EXERCISE BRIEF:
Copy out every record precisely.

(Data records)
--
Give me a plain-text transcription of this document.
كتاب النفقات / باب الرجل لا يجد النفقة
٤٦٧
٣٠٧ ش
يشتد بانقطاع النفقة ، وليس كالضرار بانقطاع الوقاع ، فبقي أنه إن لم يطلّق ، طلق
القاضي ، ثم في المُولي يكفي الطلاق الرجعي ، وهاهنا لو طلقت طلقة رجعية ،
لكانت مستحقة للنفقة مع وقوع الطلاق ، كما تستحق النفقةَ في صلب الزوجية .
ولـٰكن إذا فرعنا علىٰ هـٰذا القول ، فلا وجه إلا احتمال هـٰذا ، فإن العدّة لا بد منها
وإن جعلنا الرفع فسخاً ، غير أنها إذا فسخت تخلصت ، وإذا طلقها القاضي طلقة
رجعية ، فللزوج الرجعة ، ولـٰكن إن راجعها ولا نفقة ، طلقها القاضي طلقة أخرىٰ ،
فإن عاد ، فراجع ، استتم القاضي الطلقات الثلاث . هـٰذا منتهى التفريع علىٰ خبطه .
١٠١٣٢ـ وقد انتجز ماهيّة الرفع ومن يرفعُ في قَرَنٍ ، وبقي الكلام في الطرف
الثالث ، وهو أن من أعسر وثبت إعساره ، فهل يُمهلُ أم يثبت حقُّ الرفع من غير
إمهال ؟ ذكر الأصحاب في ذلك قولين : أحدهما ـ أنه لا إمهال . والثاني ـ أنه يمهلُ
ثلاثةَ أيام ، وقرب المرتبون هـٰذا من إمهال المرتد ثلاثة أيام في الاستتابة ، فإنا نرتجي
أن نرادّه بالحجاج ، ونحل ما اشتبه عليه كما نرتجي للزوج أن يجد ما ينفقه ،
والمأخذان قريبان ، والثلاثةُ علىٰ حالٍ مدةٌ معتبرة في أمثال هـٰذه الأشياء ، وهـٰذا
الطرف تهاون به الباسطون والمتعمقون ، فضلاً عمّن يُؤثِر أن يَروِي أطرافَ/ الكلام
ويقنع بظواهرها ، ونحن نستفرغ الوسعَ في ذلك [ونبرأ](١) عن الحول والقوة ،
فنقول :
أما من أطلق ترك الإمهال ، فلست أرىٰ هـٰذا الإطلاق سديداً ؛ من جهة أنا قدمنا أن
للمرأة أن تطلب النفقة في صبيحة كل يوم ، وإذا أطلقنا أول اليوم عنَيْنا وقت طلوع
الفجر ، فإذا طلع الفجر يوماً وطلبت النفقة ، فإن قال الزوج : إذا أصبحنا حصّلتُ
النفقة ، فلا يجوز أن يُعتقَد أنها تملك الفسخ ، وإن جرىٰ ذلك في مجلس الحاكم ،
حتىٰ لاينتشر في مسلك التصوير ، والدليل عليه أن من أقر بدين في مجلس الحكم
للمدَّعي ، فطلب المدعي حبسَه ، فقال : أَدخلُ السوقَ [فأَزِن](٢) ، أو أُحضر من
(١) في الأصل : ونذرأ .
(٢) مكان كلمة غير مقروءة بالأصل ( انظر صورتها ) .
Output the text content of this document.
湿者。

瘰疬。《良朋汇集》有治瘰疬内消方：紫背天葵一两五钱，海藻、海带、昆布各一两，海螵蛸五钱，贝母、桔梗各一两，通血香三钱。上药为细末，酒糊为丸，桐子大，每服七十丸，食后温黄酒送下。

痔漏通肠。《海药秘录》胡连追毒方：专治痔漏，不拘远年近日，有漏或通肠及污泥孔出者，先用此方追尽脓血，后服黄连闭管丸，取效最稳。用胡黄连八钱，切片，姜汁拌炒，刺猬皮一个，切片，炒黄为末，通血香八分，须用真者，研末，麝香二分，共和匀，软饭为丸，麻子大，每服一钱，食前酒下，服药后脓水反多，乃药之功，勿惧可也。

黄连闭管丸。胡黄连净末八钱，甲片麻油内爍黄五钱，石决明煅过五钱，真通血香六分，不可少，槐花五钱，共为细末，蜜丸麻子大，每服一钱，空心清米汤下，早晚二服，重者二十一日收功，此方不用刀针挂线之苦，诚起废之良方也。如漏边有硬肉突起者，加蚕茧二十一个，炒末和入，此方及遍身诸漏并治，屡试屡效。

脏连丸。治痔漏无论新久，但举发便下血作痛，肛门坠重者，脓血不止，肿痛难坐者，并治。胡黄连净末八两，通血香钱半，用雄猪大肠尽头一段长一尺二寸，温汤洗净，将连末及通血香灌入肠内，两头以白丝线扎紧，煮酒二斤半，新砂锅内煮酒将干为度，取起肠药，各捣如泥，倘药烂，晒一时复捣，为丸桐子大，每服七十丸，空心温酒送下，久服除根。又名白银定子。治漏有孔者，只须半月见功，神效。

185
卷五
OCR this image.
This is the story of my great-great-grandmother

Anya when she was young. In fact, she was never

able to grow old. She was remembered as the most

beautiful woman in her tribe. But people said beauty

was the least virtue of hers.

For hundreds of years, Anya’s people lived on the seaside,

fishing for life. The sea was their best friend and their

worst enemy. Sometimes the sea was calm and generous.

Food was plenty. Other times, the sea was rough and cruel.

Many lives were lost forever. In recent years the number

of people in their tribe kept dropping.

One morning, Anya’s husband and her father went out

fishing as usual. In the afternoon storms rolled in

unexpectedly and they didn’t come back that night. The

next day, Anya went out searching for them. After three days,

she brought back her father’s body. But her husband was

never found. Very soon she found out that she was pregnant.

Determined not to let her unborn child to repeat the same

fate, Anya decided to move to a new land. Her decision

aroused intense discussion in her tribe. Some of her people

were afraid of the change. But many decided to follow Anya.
--
ANSWER TO THIS EXERCISE:
Give me a plain-text transcription of this document.
كتاب النفقات / باب الرجل لا يجد النفقة
٤٦٧
٣٠٧ ش
يشتد بانقطاع النفقة ، وليس كالضرار بانقطاع الوقاع ، فبقي أنه إن لم يطلّق ، طلق
القاضي ، ثم في المُولي يكفي الطلاق الرجعي ، وهاهنا لو طلقت طلقة رجعية ،
لكانت مستحقة للنفقة مع وقوع الطلاق ، كما تستحق النفقةَ في صلب الزوجية .
ولـٰكن إذا فرعنا علىٰ هـٰذا القول ، فلا وجه إلا احتمال هـٰذا ، فإن العدّة لا بد منها
وإن جعلنا الرفع فسخاً ، غير أنها إذا فسخت تخلصت ، وإذا طلقها القاضي طلقة
رجعية ، فللزوج الرجعة ، ولـٰكن إن راجعها ولا نفقة ، طلقها القاضي طلقة أخرىٰ ،
فإن عاد ، فراجع ، استتم القاضي الطلقات الثلاث . هـٰذا منتهى التفريع علىٰ خبطه .
١٠١٣٢ـ وقد انتجز ماهيّة الرفع ومن يرفعُ في قَرَنٍ ، وبقي الكلام في الطرف
الثالث ، وهو أن من أعسر وثبت إعساره ، فهل يُمهلُ أم يثبت حقُّ الرفع من غير
إمهال ؟ ذكر الأصحاب في ذلك قولين : أحدهما ـ أنه لا إمهال . والثاني ـ أنه يمهلُ
ثلاثةَ أيام ، وقرب المرتبون هـٰذا من إمهال المرتد ثلاثة أيام في الاستتابة ، فإنا نرتجي
أن نرادّه بالحجاج ، ونحل ما اشتبه عليه كما نرتجي للزوج أن يجد ما ينفقه ،
والمأخذان قريبان ، والثلاثةُ علىٰ حالٍ مدةٌ معتبرة في أمثال هـٰذه الأشياء ، وهـٰذا
الطرف تهاون به الباسطون والمتعمقون ، فضلاً عمّن يُؤثِر أن يَروِي أطرافَ/ الكلام
ويقنع بظواهرها ، ونحن نستفرغ الوسعَ في ذلك [ونبرأ](١) عن الحول والقوة ،
فنقول :
أما من أطلق ترك الإمهال ، فلست أرىٰ هـٰذا الإطلاق سديداً ؛ من جهة أنا قدمنا أن
للمرأة أن تطلب النفقة في صبيحة كل يوم ، وإذا أطلقنا أول اليوم عنَيْنا وقت طلوع
الفجر ، فإذا طلع الفجر يوماً وطلبت النفقة ، فإن قال الزوج : إذا أصبحنا حصّلتُ
النفقة ، فلا يجوز أن يُعتقَد أنها تملك الفسخ ، وإن جرىٰ ذلك في مجلس الحاكم ،
حتىٰ لاينتشر في مسلك التصوير ، والدليل عليه أن من أقر بدين في مجلس الحكم
للمدَّعي ، فطلب المدعي حبسَه ، فقال : أَدخلُ السوقَ [فأَزِن](٢) ، أو أُحضر من
(١) في الأصل : ونذرأ .
(٢) مكان كلمة غير مقروءة بالأصل ( انظر صورتها ) .
Output the text content of this document.
湿者。

瘰疬。《良朋汇集》有治瘰疬内消方：紫背天葵一两五钱，海藻、海带、昆布各一两，海螵蛸五钱，贝母、桔梗各一两，通血香三钱。上药为细末，酒糊为丸，桐子大，每服七十丸，食后温黄酒送下。

痔漏通肠。《海药秘录》胡连追毒方：专治痔漏，不拘远年近日，有漏或通肠及污泥孔出者，先用此方追尽脓血，后服黄连闭管丸，取效最稳。用胡黄连八钱，切片，姜汁拌炒，刺猬皮一个，切片，炒黄为末，通血香八分，须用真者，研末，麝香二分，共和匀，软饭为丸，麻子大，每服一钱，食前酒下，服药后脓水反多，乃药之功，勿惧可也。

黄连闭管丸。胡黄连净末八钱，甲片麻油内爍黄五钱，石决明煅过五钱，真通血香六分，不可少，槐花五钱，共为细末，蜜丸麻子大，每服一钱，空心清米汤下，早晚二服，重者二十一日收功，此方不用刀针挂线之苦，诚起废之良方也。如漏边有硬肉突起者，加蚕茧二十一个，炒末和入，此方及遍身诸漏并治，屡试屡效。

脏连丸。治痔漏无论新久，但举发便下血作痛，肛门坠重者，脓血不止，肿痛难坐者，并治。胡黄连净末八两，通血香钱半，用雄猪大肠尽头一段长一尺二寸，温汤洗净，将连末及通血香灌入肠内，两头以白丝线扎紧，煮酒二斤半，新砂锅内煮酒将干为度，取起肠药，各捣如泥，倘药烂，晒一时复捣，为丸桐子大，每服七十丸，空心温酒送下，久服除根。又名白银定子。治漏有孔者，只须半月见功，神效。

185
卷五
OCR this image.
This is the story of my great-great-grandmother

Anya when she was young. In fact, she was never

able to grow old. She was remembered as the most

beautiful woman in her tribe. But people said beauty

was the least virtue of hers.

For hundreds of years, Anya’s people lived on the seaside,

fishing for life. The sea was their best friend and their

worst enemy. Sometimes the sea was calm and generous.

Food was plenty. Other times, the sea was rough and cruel.

Many lives were lost forever. In recent years the number

of people in their tribe kept dropping.

One morning, Anya’s husband and her father went out

fishing as usual. In the afternoon storms rolled in

unexpectedly and they didn’t come back that night. The

next day, Anya went out searching for them. After three days,

she brought back her father’s body. But her husband was

never found. Very soon she found out that she was pregnant.

Determined not to let her unborn child to repeat the same

fate, Anya decided to move to a new land. Her decision

aroused intense discussion in her tribe. Some of her people

were afraid of the change. But many decided to follow Anya.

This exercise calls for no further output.